• _Exercise requirements_: In the entries, find all lines that hold the word "document" and copy them.

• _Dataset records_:
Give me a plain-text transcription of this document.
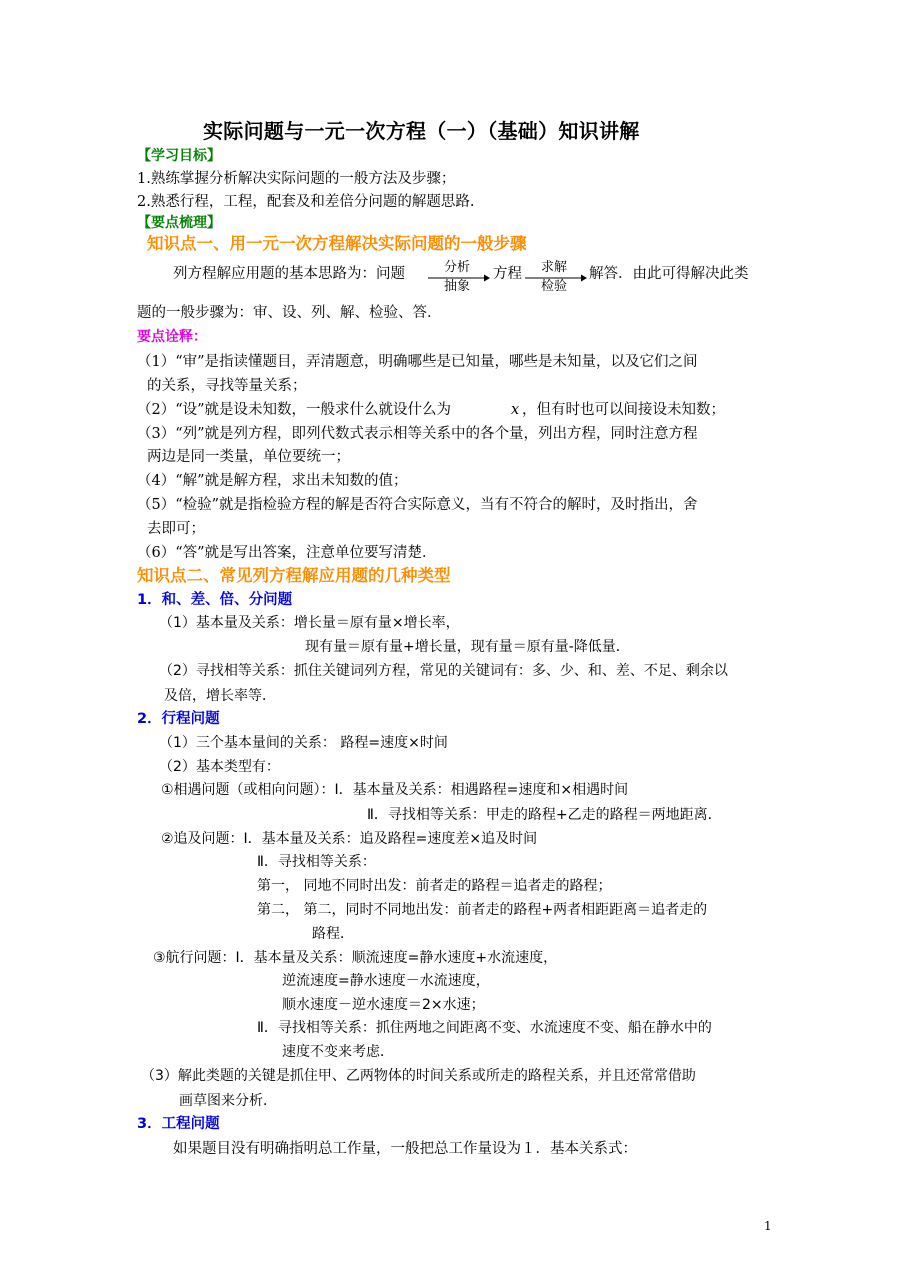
实际问题与一元一次方程（一）（基础）知识讲解
【学习目标】
1.熟练掌握分析解决实际问题的一般方法及步骤；
2.熟悉行程，工程，配套及和差倍分问题的解题思路.
【要点梳理】
知识点一、用一元一次方程解决实际问题的一般步骤
列方程解应用题的基本思路为：问题	分析
抽象
方程	求解
检验
解答．由此可得解决此类
题的一般步骤为：审、设、列、解、检验、答．
要点诠释：
（1）“审”是指读懂题目，弄清题意，明确哪些是已知量，哪些是未知量，以及它们之间
的关系，寻找等量关系；
（2）“设”就是设未知数，一般求什么就设什么为	x ，但有时也可以间接设未知数；
（3）“列”就是列方程，即列代数式表示相等关系中的各个量，列出方程，同时注意方程
两边是同一类量，单位要统一；
（4）“解”就是解方程，求出未知数的值；
（5）“检验”就是指检验方程的解是否符合实际意义，当有不符合的解时，及时指出，舍
去即可；
（6）“答”就是写出答案，注意单位要写清楚．
知识点二、常见列方程解应用题的几种类型
1．和、差、倍、分问题
（1）基本量及关系：增长量＝原有量×增长率，
现有量＝原有量+增长量，现有量＝原有量-降低量．
（2）寻找相等关系：抓住关键词列方程，常见的关键词有：多、少、和、差、不足、剩余以
及倍，增长率等．
2．行程问题
（1）三个基本量间的关系： 路程=速度×时间
（2）基本类型有：
①相遇问题（或相向问题）：Ⅰ．基本量及关系：相遇路程=速度和×相遇时间
Ⅱ．寻找相等关系：甲走的路程+乙走的路程＝两地距离．
②追及问题：Ⅰ．基本量及关系：追及路程=速度差×追及时间
Ⅱ．寻找相等关系：
第一， 同地不同时出发：前者走的路程＝追者走的路程；
第二， 第二，同时不同地出发：前者走的路程+两者相距距离＝追者走的
路程．
③航行问题：Ⅰ．基本量及关系：顺流速度=静水速度+水流速度，
逆流速度=静水速度－水流速度，
顺水速度－逆水速度＝2×水速；
Ⅱ．寻找相等关系：抓住两地之间距离不变、水流速度不变、船在静水中的
速度不变来考虑．
（3）解此类题的关键是抓住甲、乙两物体的时间关系或所走的路程关系，并且还常常借助
画草图来分析．
3．工程问题
如果题目没有明确指明总工作量，一般把总工作量设为１．基本关系式：
1
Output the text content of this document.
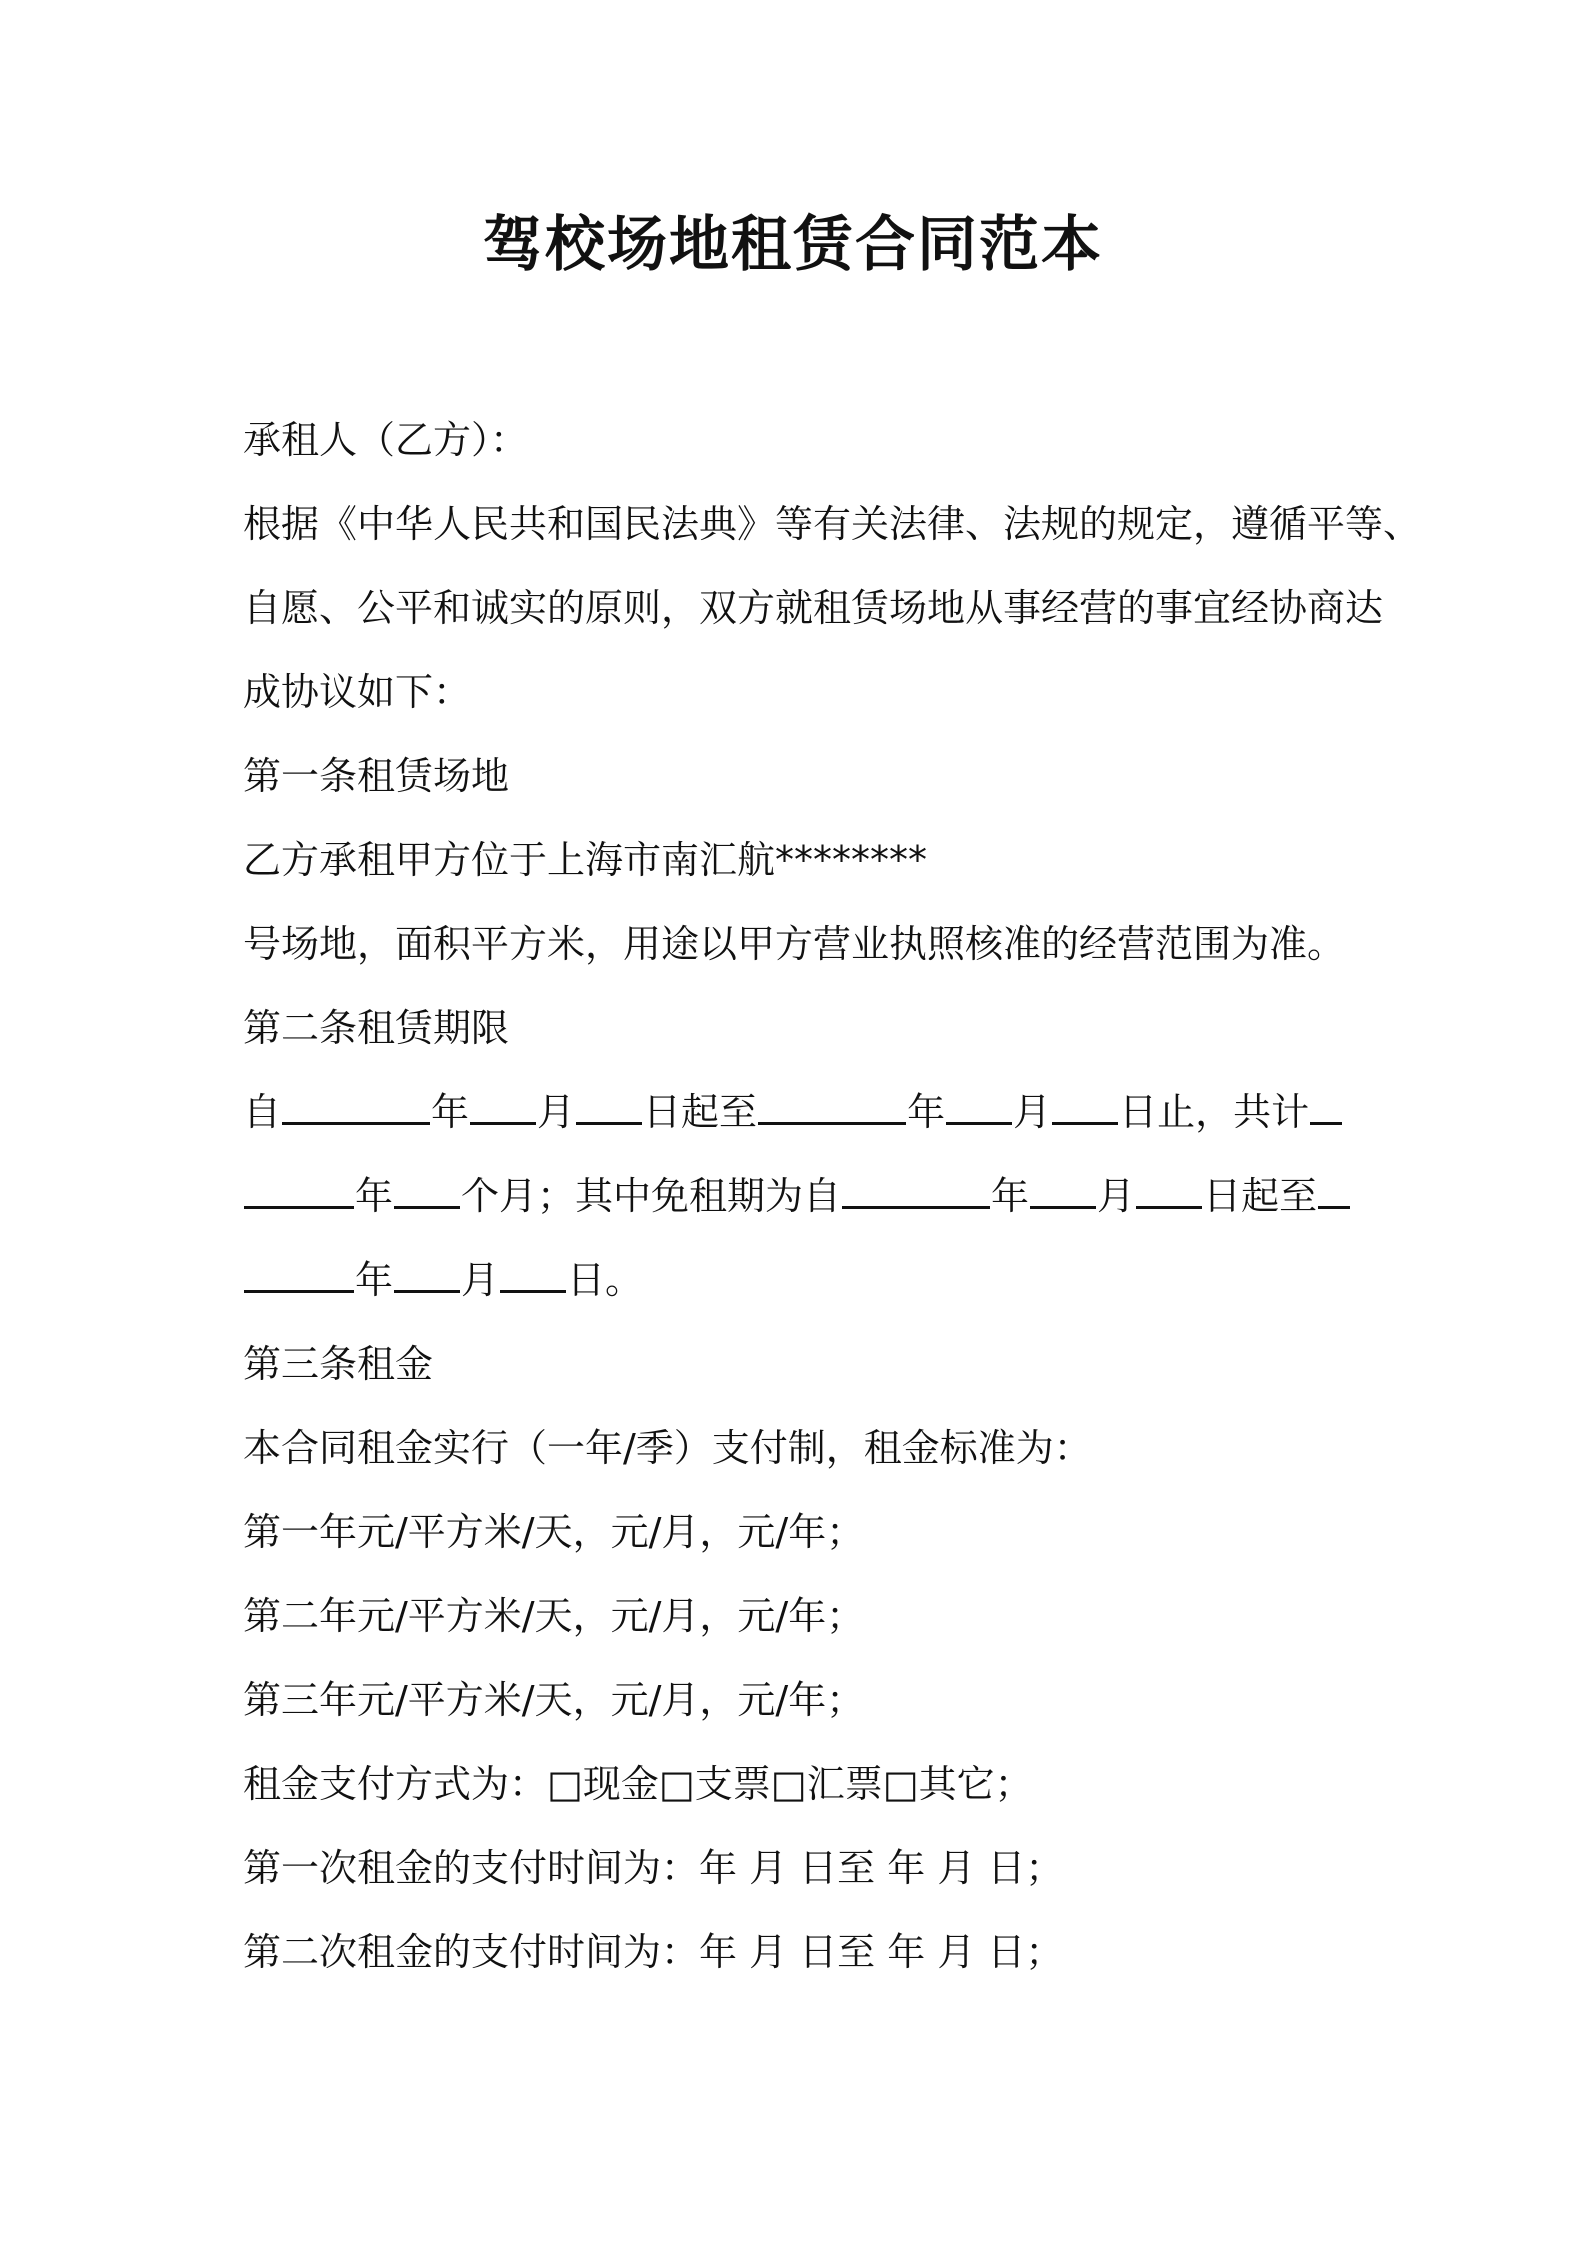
驾校场地租赁合同范本
承租人（乙方）：
根据《中华人民共和国民法典》等有关法律、法规的规定，遵循平等、
自愿、公平和诚实的原则，双方就租赁场地从事经营的事宜经协商达
成协议如下：
第一条租赁场地
乙方承租甲方位于上海市南汇航********
号场地，面积平方米，用途以甲方营业执照核准的经营范围为准。
第二条租赁期限
自	年 月 日起至	年 月 日止，共计
年 个月；其中免租期为自	年 月 日起至
年 月 日。
第三条租金
本合同租金实行（一年/季）支付制，租金标准为：
第一年元/平方米/天，元/月，元/年；
第二年元/平方米/天，元/月，元/年；
第三年元/平方米/天，元/月，元/年；
租金支付方式为：□现金□支票□汇票□其它；
第一次租金的支付时间为：年 月 日至 年 月 日；
第二次租金的支付时间为：年 月 日至 年 月 日；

• _Answer to the exercise_:
Give me a plain-text transcription of this document.
Output the text content of this document.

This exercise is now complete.